- REQUIREMENTS
Please copy every line of the records below that holds the word "HUGE".

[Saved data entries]
# # # #
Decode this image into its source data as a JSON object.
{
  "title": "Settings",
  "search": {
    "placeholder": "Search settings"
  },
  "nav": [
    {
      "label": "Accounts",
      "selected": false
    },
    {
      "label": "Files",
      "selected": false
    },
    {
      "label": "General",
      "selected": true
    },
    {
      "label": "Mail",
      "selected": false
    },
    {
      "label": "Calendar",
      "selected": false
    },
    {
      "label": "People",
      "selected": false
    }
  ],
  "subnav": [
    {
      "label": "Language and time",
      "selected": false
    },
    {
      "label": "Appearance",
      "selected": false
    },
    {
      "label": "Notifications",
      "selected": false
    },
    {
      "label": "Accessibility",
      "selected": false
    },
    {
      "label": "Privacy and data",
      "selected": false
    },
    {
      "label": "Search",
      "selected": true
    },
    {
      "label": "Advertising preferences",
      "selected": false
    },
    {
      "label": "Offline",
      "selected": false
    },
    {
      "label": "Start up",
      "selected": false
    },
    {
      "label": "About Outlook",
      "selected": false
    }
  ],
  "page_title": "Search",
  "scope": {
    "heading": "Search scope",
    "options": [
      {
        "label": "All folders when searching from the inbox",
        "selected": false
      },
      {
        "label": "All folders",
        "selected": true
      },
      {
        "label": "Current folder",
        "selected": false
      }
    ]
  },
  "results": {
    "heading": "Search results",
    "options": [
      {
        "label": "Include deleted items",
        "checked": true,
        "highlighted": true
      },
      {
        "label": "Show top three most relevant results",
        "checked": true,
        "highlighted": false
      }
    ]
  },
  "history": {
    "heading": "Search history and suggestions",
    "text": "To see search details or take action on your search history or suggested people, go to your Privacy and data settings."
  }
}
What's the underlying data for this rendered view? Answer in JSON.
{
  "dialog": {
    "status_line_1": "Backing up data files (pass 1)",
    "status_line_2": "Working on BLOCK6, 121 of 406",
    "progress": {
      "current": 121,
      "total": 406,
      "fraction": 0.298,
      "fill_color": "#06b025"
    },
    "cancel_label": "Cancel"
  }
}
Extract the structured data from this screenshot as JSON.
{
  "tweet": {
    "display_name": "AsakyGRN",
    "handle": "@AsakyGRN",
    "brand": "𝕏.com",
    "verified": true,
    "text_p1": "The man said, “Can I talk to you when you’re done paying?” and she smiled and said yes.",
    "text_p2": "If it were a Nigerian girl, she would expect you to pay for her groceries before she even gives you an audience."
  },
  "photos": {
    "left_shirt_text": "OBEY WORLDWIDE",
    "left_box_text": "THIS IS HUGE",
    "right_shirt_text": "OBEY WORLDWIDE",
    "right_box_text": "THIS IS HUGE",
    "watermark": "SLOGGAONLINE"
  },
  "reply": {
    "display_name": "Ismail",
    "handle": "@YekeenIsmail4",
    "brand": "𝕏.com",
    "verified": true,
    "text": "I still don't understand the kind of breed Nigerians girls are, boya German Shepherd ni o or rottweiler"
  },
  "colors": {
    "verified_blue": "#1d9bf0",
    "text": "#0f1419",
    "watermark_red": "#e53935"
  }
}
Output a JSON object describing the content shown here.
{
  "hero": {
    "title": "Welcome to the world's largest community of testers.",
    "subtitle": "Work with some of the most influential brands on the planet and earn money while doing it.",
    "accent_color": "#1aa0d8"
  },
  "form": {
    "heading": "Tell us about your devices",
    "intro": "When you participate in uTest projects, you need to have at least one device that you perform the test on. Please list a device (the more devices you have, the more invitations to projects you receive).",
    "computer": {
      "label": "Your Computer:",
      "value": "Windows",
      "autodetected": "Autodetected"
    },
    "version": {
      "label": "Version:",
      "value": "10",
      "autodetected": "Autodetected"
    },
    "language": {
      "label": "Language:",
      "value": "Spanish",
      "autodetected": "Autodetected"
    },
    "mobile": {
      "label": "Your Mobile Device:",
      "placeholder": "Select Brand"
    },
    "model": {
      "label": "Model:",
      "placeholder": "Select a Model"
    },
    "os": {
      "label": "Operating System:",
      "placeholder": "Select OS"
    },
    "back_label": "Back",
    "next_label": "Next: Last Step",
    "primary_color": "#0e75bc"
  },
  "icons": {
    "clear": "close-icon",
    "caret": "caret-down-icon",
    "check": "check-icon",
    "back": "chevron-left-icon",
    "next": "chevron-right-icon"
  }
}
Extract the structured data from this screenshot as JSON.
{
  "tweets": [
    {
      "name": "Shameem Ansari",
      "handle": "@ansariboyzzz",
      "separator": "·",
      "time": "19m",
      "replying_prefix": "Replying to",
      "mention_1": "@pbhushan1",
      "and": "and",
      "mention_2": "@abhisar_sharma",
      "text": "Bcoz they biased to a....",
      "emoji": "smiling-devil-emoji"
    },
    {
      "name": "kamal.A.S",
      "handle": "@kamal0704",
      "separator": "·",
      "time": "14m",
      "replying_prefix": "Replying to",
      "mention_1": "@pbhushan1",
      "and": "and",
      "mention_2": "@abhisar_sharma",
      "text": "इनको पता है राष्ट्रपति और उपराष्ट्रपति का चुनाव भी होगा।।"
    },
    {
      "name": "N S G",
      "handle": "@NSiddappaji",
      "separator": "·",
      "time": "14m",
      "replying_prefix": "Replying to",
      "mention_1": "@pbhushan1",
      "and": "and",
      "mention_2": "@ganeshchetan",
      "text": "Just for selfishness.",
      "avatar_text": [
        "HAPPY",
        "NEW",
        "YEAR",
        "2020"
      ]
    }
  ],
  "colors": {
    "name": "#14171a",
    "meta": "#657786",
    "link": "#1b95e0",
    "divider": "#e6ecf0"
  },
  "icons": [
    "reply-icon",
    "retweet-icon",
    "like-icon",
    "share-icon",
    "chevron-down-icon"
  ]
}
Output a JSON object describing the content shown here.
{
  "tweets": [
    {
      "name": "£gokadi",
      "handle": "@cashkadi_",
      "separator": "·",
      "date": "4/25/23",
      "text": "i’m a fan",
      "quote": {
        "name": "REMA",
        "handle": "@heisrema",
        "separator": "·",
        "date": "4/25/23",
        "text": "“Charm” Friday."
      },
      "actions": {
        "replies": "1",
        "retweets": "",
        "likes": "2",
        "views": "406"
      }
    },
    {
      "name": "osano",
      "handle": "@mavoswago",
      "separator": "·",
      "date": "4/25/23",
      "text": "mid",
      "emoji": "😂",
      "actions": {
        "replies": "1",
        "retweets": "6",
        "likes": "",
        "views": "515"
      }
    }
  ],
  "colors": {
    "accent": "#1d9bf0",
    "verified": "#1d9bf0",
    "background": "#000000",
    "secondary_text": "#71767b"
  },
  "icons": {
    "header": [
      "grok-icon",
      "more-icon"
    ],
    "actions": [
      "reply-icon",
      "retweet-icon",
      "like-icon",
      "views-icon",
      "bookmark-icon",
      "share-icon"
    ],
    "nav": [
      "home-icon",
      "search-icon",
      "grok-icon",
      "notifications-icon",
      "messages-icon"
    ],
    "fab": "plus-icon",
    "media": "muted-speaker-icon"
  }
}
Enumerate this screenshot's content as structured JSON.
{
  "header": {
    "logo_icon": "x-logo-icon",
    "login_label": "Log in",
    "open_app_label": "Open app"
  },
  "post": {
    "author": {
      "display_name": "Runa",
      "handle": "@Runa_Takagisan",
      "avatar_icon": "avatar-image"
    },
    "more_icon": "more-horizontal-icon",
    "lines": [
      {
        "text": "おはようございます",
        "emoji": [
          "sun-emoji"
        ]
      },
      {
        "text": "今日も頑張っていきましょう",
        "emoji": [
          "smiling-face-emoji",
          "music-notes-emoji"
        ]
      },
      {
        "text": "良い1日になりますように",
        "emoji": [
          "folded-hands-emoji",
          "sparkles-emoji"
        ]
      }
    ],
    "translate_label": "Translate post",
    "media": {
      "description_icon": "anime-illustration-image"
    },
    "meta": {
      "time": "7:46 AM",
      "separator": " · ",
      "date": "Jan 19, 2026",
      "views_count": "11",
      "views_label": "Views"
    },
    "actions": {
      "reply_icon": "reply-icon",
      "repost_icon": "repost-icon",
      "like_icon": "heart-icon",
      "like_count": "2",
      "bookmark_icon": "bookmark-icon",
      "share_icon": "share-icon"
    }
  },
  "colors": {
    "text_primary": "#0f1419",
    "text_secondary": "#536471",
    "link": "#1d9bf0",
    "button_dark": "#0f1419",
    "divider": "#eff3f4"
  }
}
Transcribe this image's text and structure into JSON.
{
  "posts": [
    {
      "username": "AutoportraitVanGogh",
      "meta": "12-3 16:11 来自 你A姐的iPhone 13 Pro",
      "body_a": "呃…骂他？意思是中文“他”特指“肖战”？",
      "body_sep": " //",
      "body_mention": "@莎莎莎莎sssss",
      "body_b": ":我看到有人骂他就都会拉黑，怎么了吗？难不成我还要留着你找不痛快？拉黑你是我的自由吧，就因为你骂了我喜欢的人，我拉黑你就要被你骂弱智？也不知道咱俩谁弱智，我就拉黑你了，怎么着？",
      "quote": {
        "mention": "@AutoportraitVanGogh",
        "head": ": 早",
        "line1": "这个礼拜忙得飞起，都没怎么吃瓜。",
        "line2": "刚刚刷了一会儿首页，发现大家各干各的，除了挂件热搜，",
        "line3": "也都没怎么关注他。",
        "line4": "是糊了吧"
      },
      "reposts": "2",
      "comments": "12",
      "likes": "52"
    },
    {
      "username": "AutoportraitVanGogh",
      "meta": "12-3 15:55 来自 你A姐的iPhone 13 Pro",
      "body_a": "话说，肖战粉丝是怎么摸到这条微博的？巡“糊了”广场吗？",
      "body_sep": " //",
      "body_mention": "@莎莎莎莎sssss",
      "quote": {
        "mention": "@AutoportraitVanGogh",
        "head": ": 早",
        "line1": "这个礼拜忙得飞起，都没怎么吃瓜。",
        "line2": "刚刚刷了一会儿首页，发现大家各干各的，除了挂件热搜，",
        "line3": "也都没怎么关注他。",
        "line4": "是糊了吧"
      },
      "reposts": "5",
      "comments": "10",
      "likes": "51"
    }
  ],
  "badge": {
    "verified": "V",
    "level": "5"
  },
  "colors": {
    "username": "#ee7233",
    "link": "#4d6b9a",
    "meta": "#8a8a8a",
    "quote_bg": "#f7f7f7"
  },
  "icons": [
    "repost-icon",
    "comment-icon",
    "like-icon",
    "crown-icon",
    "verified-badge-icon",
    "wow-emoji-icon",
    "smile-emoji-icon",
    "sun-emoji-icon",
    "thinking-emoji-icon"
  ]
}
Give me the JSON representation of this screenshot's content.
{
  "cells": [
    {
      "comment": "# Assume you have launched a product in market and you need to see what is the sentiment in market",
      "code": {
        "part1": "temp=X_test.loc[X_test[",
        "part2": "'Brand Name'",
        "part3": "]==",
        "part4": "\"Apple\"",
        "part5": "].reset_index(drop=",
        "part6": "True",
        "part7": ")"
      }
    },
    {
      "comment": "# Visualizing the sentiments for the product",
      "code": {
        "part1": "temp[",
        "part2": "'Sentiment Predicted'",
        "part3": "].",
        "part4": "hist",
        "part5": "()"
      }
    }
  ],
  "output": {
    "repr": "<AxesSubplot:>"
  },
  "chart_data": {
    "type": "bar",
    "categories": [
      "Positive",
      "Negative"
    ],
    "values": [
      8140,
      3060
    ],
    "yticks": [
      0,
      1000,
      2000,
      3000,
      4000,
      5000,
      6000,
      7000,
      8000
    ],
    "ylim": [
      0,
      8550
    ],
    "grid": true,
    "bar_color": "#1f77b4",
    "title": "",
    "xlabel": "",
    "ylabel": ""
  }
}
# # # #
- EXERCISE ANSWER
    "left_box_text": "THIS IS HUGE",
    "right_box_text": "THIS IS HUGE",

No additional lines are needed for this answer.